-- START ENTRIES SUPPLIED --

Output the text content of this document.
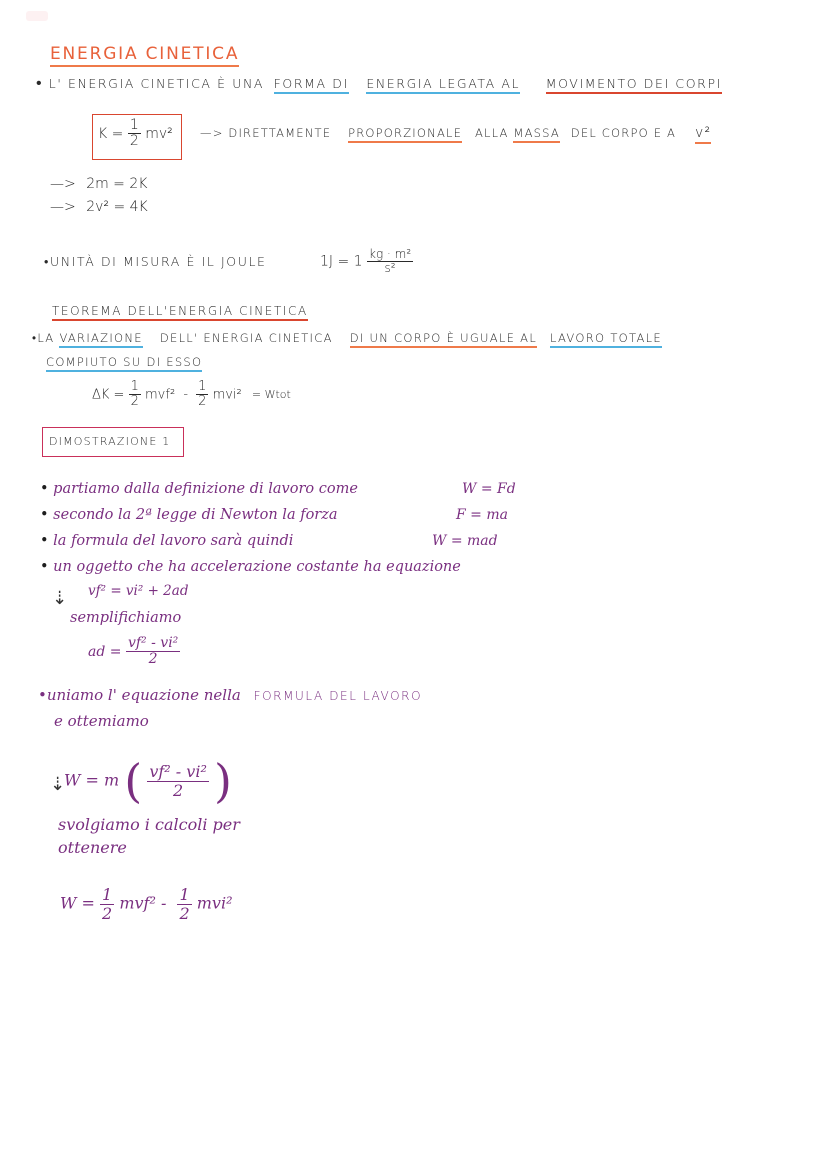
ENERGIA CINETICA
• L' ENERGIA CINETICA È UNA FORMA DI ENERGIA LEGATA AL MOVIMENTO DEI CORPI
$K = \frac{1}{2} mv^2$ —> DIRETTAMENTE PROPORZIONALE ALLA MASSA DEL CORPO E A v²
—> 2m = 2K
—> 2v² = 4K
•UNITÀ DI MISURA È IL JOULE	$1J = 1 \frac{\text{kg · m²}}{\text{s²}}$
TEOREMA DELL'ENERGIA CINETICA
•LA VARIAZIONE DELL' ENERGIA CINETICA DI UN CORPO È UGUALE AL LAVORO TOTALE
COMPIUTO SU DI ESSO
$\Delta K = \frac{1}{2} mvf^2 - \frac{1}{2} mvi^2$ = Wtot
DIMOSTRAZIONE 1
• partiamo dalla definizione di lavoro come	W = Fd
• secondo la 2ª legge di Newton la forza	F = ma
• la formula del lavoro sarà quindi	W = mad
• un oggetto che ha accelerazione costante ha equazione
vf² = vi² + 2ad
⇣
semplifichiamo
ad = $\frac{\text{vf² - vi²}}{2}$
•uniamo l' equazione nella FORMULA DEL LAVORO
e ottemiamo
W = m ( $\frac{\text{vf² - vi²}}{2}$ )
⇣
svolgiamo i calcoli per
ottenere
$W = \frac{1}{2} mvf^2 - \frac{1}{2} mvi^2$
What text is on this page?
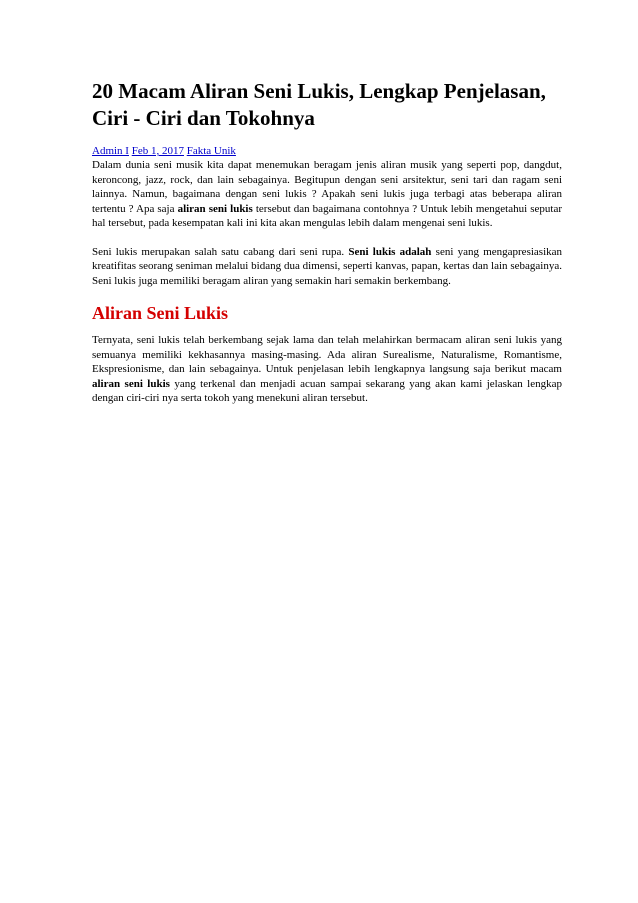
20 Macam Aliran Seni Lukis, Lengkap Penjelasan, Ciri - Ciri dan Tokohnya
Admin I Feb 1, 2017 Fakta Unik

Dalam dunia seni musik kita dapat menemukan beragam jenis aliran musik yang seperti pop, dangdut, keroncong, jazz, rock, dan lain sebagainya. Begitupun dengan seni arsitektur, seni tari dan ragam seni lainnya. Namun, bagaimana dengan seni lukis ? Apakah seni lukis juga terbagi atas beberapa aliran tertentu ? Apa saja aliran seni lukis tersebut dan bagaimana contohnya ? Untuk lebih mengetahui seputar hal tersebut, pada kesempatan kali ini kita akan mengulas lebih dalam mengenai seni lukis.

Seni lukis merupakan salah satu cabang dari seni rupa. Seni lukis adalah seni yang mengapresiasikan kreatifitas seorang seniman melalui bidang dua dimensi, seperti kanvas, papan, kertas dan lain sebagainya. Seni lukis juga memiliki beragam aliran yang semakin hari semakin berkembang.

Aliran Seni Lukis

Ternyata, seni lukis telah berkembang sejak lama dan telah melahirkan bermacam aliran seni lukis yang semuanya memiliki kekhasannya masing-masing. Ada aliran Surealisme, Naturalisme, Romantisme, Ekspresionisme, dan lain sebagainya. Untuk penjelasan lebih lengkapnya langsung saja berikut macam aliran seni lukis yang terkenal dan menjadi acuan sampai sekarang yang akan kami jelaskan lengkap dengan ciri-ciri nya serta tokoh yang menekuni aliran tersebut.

-- END ENTRIES SUPPLIED --

#### [WORK TO COMPLETE]
Quote each record exactly as it stands, minus the pictures.

#### [EXERCISE RESPONSE]
Output the text content of this document.
ENERGIA CINETICA
• L' ENERGIA CINETICA È UNA FORMA DI ENERGIA LEGATA AL MOVIMENTO DEI CORPI
$K = \frac{1}{2} mv^2$ —> DIRETTAMENTE PROPORZIONALE ALLA MASSA DEL CORPO E A v²
—> 2m = 2K
—> 2v² = 4K
•UNITÀ DI MISURA È IL JOULE	$1J = 1 \frac{\text{kg · m²}}{\text{s²}}$
TEOREMA DELL'ENERGIA CINETICA
•LA VARIAZIONE DELL' ENERGIA CINETICA DI UN CORPO È UGUALE AL LAVORO TOTALE
COMPIUTO SU DI ESSO
$\Delta K = \frac{1}{2} mvf^2 - \frac{1}{2} mvi^2$ = Wtot
DIMOSTRAZIONE 1
• partiamo dalla definizione di lavoro come	W = Fd
• secondo la 2ª legge di Newton la forza	F = ma
• la formula del lavoro sarà quindi	W = mad
• un oggetto che ha accelerazione costante ha equazione
vf² = vi² + 2ad
⇣
semplifichiamo
ad = $\frac{\text{vf² - vi²}}{2}$
•uniamo l' equazione nella FORMULA DEL LAVORO
e ottemiamo
W = m ( $\frac{\text{vf² - vi²}}{2}$ )
⇣
svolgiamo i calcoli per
ottenere
$W = \frac{1}{2} mvf^2 - \frac{1}{2} mvi^2$
What text is on this page?
20 Macam Aliran Seni Lukis, Lengkap Penjelasan, Ciri - Ciri dan Tokohnya
Admin I Feb 1, 2017 Fakta Unik

Dalam dunia seni musik kita dapat menemukan beragam jenis aliran musik yang seperti pop, dangdut, keroncong, jazz, rock, dan lain sebagainya. Begitupun dengan seni arsitektur, seni tari dan ragam seni lainnya. Namun, bagaimana dengan seni lukis ? Apakah seni lukis juga terbagi atas beberapa aliran tertentu ? Apa saja aliran seni lukis tersebut dan bagaimana contohnya ? Untuk lebih mengetahui seputar hal tersebut, pada kesempatan kali ini kita akan mengulas lebih dalam mengenai seni lukis.

Seni lukis merupakan salah satu cabang dari seni rupa. Seni lukis adalah seni yang mengapresiasikan kreatifitas seorang seniman melalui bidang dua dimensi, seperti kanvas, papan, kertas dan lain sebagainya. Seni lukis juga memiliki beragam aliran yang semakin hari semakin berkembang.

Aliran Seni Lukis

Ternyata, seni lukis telah berkembang sejak lama dan telah melahirkan bermacam aliran seni lukis yang semuanya memiliki kekhasannya masing-masing. Ada aliran Surealisme, Naturalisme, Romantisme, Ekspresionisme, dan lain sebagainya. Untuk penjelasan lebih lengkapnya langsung saja berikut macam aliran seni lukis yang terkenal dan menjadi acuan sampai sekarang yang akan kami jelaskan lengkap dengan ciri-ciri nya serta tokoh yang menekuni aliran tersebut.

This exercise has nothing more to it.